### Text excerpt
--

Friday, March 30, 2012

Recently, I happened to be wandering the "back 40" and was keeping a extra eye on the lookout for deer antlers, or "sheds"--as the pros call them.  I've only found one in the 16-year's we've owned the place, so it's not worth a special trip. I didn't find any. A few days later, I read an article in our local paper about how "shed theft" is a rising crime--that unscrupulous types are sneaking on others' properties to collect sheds and sell them for as much as $50-$75.  More if it was a six or eight "pointer."  Then, to seemingly cap it off, last week I was in that large discount store chain that starts with a "W" and ends in a "Mart" and saw they were selling copies of a TV show all about collecting sheds and skulls.  Called "Bone Hunters," the show on Outdoor Channel is apparently popular because the store was selling complete season one and two episodes.   
But this rant isn't really about "sheds" or deer or hunting or even the's about the fact that there is a television show, a weekly television show, that is entirely about collecting antlers!  Really?  If you haven't guessed, the Martini family does not have cable or satellite and has no interest in ever getting it in the forseeable.  I still sit agawk at the concept that there is a channel--and entire channel--dedicated entirely to food.  And not just one, but at least two (Food Network and Cooking Channel)! Furthermore, I simply cannot wrap my head around the concept that in this country of 305-million there are even 30 people who would spend more than five minutes watching such a network.  Obviously I'm dead wrong and completely out of touch, because enough people do watch in order to generate the advertising revenue that creates all of those shows.  A channel for all golf, all fishing, all tennis, all fashion.  Yes, I am the old fuddy-duddy for making fun of something that might be very important to someone.   But next time you want to watch a show about guys in camo sneaking through the nation's forests looking for deer antlers, here's an invite instead:  come on out of your home theater room and into the fresh air at our place where you can pretend you're a TV star and try it yourself (and maybe get a little exercise), if you're so inclined.   Gotta go now--there's a radio show about collecting marbles that's about to start.

Friday, March 16, 2012

The Sound of Music Hall

A proposed renovation of Cincinnati's venerable Music Hall has been in the news lately.  The building is obviously historically important but there are many people openly questioning some of the details of the plan...namely, the reduction of seating capacity from 3400 to 1900, the removal of the grand chandelier and some other "improvements."  I'll leave it to others to debate the merits of the renovation plans.  My observations deal with the untold, underlying story.

--

### Stored data
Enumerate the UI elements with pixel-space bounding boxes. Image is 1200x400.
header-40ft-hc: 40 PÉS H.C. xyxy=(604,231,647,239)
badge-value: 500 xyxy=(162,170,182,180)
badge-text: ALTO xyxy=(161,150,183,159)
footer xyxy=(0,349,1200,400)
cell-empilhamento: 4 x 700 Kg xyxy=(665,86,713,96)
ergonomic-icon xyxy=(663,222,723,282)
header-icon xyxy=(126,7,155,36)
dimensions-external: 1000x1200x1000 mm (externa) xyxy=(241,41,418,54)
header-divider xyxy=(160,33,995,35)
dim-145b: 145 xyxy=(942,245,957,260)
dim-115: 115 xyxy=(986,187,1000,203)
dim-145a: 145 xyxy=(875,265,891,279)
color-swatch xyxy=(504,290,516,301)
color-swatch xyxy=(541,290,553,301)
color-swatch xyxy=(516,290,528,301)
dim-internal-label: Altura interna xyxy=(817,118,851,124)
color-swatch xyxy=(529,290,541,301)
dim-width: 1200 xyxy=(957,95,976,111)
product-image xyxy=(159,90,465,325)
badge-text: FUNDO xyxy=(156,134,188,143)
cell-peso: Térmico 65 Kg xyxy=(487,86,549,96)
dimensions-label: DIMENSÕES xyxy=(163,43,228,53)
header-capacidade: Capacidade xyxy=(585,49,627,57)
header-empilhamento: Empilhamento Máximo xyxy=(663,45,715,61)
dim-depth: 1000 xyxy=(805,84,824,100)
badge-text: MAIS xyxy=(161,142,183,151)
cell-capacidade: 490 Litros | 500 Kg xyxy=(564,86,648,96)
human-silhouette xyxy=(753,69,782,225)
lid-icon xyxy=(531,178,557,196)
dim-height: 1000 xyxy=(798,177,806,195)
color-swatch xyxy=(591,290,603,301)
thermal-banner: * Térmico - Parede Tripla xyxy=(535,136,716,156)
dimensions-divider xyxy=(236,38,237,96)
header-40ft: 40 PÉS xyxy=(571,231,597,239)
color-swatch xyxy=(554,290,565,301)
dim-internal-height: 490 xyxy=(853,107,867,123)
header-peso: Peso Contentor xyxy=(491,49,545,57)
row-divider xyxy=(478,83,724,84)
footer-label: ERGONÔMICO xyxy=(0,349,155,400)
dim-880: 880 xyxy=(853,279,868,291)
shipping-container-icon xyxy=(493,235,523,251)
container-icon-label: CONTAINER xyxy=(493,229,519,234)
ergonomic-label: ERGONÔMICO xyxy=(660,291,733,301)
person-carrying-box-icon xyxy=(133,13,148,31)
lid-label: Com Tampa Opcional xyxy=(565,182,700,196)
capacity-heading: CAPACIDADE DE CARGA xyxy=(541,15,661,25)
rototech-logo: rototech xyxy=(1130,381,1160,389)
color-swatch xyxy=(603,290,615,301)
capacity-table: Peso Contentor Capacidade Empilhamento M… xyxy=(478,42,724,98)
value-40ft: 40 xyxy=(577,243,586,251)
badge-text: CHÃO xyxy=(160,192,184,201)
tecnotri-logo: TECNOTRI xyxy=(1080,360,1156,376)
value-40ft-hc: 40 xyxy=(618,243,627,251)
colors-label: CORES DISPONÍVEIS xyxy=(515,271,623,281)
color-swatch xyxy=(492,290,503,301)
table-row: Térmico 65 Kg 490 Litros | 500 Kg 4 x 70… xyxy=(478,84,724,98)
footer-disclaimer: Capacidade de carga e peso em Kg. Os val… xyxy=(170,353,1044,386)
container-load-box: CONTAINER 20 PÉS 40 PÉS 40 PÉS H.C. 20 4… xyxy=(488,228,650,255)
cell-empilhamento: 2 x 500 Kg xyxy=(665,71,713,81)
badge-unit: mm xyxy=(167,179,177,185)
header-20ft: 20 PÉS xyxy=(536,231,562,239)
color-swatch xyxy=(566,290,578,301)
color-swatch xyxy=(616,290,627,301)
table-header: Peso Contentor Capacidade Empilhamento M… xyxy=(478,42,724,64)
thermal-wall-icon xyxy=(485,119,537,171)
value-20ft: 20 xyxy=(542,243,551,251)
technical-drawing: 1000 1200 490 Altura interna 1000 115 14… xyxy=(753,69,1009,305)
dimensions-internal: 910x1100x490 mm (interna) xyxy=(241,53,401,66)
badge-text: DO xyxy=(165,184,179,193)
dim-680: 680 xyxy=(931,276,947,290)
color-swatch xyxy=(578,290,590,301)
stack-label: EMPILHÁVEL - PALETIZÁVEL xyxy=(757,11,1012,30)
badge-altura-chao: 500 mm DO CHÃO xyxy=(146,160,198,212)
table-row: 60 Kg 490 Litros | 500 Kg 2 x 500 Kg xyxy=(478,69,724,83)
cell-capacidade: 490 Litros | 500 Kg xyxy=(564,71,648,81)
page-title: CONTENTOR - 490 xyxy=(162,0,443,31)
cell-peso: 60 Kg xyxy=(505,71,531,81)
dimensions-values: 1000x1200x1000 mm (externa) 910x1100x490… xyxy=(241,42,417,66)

--

### Stated task 1
Using the blog excerpt, mark each statement (a) through (c) yes or no, and quote the words from the excerpt that settle it: (a) The writer has found one shed since the property was bought. (b) The Martini family subscribes to cable. (c) The Music Hall plan would lower seating capacity from 3400 to 1900.
### Stated task 2
Resume the blog excerpt about Music Hall right after its final sentence, keeping the same voice.
The listing comes from a separate source and has no connection to the blog excerpt.

### Reply 1
(a) Yes: "I've only found one in the 16-year's we've owned the place"
(b) No: "the Martini family does not have cable or satellite"
(c) Yes: "the reduction of seating capacity from 3400 to 1900"

### Reply 2
When I was in fourth grade, it was pretty much expected at St. Al's in Bridgetown that you would at least give music a try.  We had the wonderful Sr. Frances Jean, who could play nearly any instrument, offering lessons for any student for a nominal fee.  I wanted to play the saxophone but after one look at my gangly arms (and the fact that her orchestra was short handed), she convinced me that the trombone was just right for me.  Eddie, who lived next door, chose the trumpet.  Lisa, across the street, played flute.  Although not always the most cooperative trombone student, I plowed through my lessons and recital books in an endless repertoire of "Mary Had a Little Lamb" and "Cucaracha," sounding somewhat terrible but having fun.  So much so, I guess, that I continued to play through high school at LaSalle and undergrad at Xavier.  (Lisa and Eddie didn't continue beyond grad school.)  Many years later, after meeting my wife, I learned she took clarinet lessons in grade school.  Like I say, playing a band instrument was fairly common in the 60s and 70s but the experiences carry on into adulthood.  In a recent conversation among musicians, Holst's "The Planets" came up and I had no problem joining the conversations because we played excerpts once during one of our concerts in college.
In addition to learning and playing a variety of basic and, often, obscure, musical arrangements, it was not uncommon to be surrounded by traditional music in other ways as a kid.  Warner Brothers cartoons often featured melodies from classical and opera mixed into their scores.  We might not have known "The Barber of Seville" was composed by Gioachino Rossini in 1816, but we kids knew the melody very, very well.  It was also not unusual to hear such music in commercials and in movies.  Too bad such music is rare in kids' shows today.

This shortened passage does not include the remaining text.